[START]
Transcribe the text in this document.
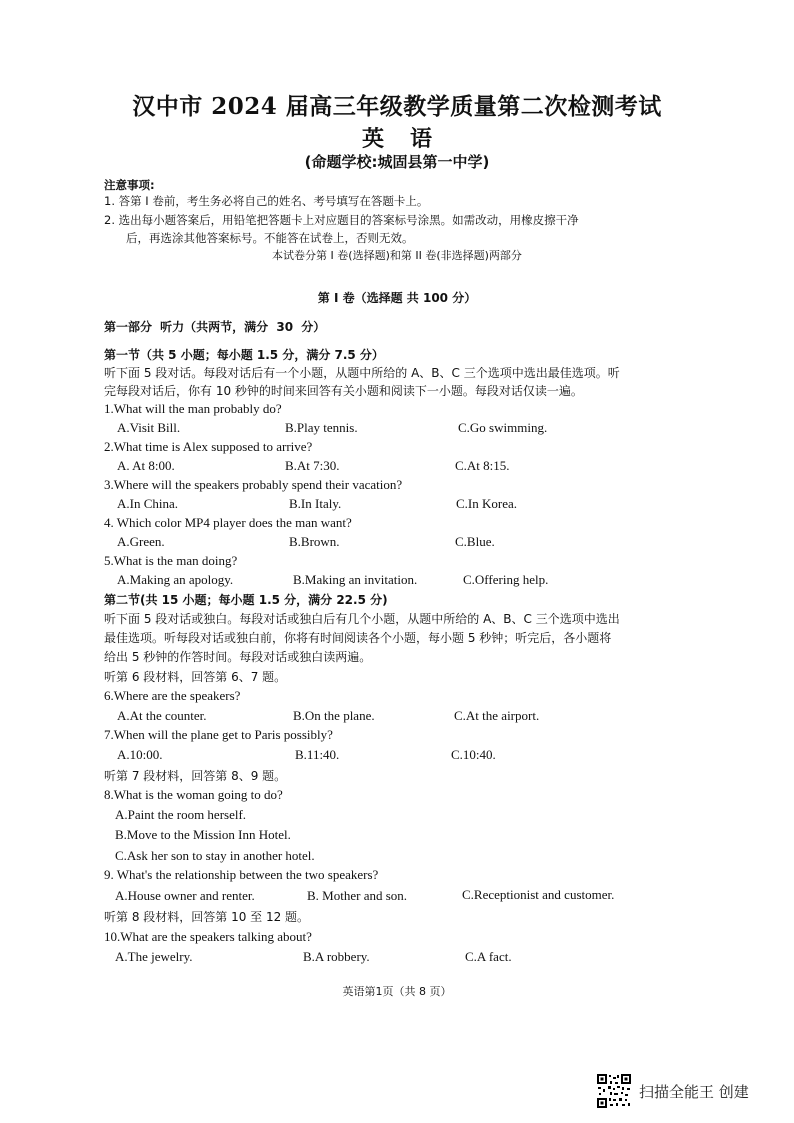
汉中市 2024 届高三年级教学质量第二次检测考试
英语
(命题学校:城固县第一中学)
注意事项:
1. 答第 I 卷前，考生务必将自己的姓名、考号填写在答题卡上。
2. 选出每小题答案后，用铅笔把答题卡上对应题目的答案标号涂黑。如需改动，用橡皮擦干净
后，再选涂其他答案标号。不能答在试卷上，否则无效。
本试卷分第 I 卷(选择题)和第 II 卷(非选择题)两部分
第 I 卷（选择题 共 100 分）
第一部分 听力（共两节，满分 30 分）
第一节（共 5 小题；每小题 1.5 分，满分 7.5 分）
听下面 5 段对话。每段对话后有一个小题，从题中所给的 A、B、C 三个选项中选出最佳选项。听
完每段对话后，你有 10 秒钟的时间来回答有关小题和阅读下一小题。每段对话仅读一遍。
1.What will the man probably do?
A.Visit Bill.	B.Play tennis.	C.Go swimming.
2.What time is Alex supposed to arrive?
A. At 8:00.	B.At 7:30.	C.At 8:15.
3.Where will the speakers probably spend their vacation?
A.In China.	B.In Italy.	C.In Korea.
4. Which color MP4 player does the man want?
A.Green.	B.Brown.	C.Blue.
5.What is the man doing?
A.Making an apology.	B.Making an invitation.	C.Offering help.
第二节(共 15 小题；每小题 1.5 分，满分 22.5 分)
听下面 5 段对话或独白。每段对话或独白后有几个小题，从题中所给的 A、B、C 三个选项中选出
最佳选项。听每段对话或独白前，你将有时间阅读各个小题，每小题 5 秒钟；听完后，各小题将
给出 5 秒钟的作答时间。每段对话或独白读两遍。
听第 6 段材料，回答第 6、7 题。
6.Where are the speakers?
A.At the counter.	B.On the plane.	C.At the airport.
7.When will the plane get to Paris possibly?
A.10:00.	B.11:40.	C.10:40.
听第 7 段材料，回答第 8、9 题。
8.What is the woman going to do?
A.Paint the room herself.
B.Move to the Mission Inn Hotel.
C.Ask her son to stay in another hotel.
9. What's the relationship between the two speakers?
A.House owner and renter.	B. Mother and son.	C.Receptionist and customer.
听第 8 段材料，回答第 10 至 12 题。
10.What are the speakers talking about?
A.The jewelry.	B.A robbery.	C.A fact.
英语第1页（共 8 页）
扫描全能王 创建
[END]
▶ WORK INSTRUCTIONS
Using the records above, retype everything exactly except the pictures.

▶ TASK SOLUTION
Transcribe the text in this document.
汉中市 2024 届高三年级教学质量第二次检测考试
英语
(命题学校:城固县第一中学)
注意事项:
1. 答第 I 卷前，考生务必将自己的姓名、考号填写在答题卡上。
2. 选出每小题答案后，用铅笔把答题卡上对应题目的答案标号涂黑。如需改动，用橡皮擦干净
后，再选涂其他答案标号。不能答在试卷上，否则无效。
本试卷分第 I 卷(选择题)和第 II 卷(非选择题)两部分
第 I 卷（选择题 共 100 分）
第一部分 听力（共两节，满分 30 分）
第一节（共 5 小题；每小题 1.5 分，满分 7.5 分）
听下面 5 段对话。每段对话后有一个小题，从题中所给的 A、B、C 三个选项中选出最佳选项。听
完每段对话后，你有 10 秒钟的时间来回答有关小题和阅读下一小题。每段对话仅读一遍。
1.What will the man probably do?
A.Visit Bill.	B.Play tennis.	C.Go swimming.
2.What time is Alex supposed to arrive?
A. At 8:00.	B.At 7:30.	C.At 8:15.
3.Where will the speakers probably spend their vacation?
A.In China.	B.In Italy.	C.In Korea.
4. Which color MP4 player does the man want?
A.Green.	B.Brown.	C.Blue.
5.What is the man doing?
A.Making an apology.	B.Making an invitation.	C.Offering help.
第二节(共 15 小题；每小题 1.5 分，满分 22.5 分)
听下面 5 段对话或独白。每段对话或独白后有几个小题，从题中所给的 A、B、C 三个选项中选出
最佳选项。听每段对话或独白前，你将有时间阅读各个小题，每小题 5 秒钟；听完后，各小题将
给出 5 秒钟的作答时间。每段对话或独白读两遍。
听第 6 段材料，回答第 6、7 题。
6.Where are the speakers?
A.At the counter.	B.On the plane.	C.At the airport.
7.When will the plane get to Paris possibly?
A.10:00.	B.11:40.	C.10:40.
听第 7 段材料，回答第 8、9 题。
8.What is the woman going to do?
A.Paint the room herself.
B.Move to the Mission Inn Hotel.
C.Ask her son to stay in another hotel.
9. What's the relationship between the two speakers?
A.House owner and renter.	B. Mother and son.	C.Receptionist and customer.
听第 8 段材料，回答第 10 至 12 题。
10.What are the speakers talking about?
A.The jewelry.	B.A robbery.	C.A fact.
英语第1页（共 8 页）
扫描全能王 创建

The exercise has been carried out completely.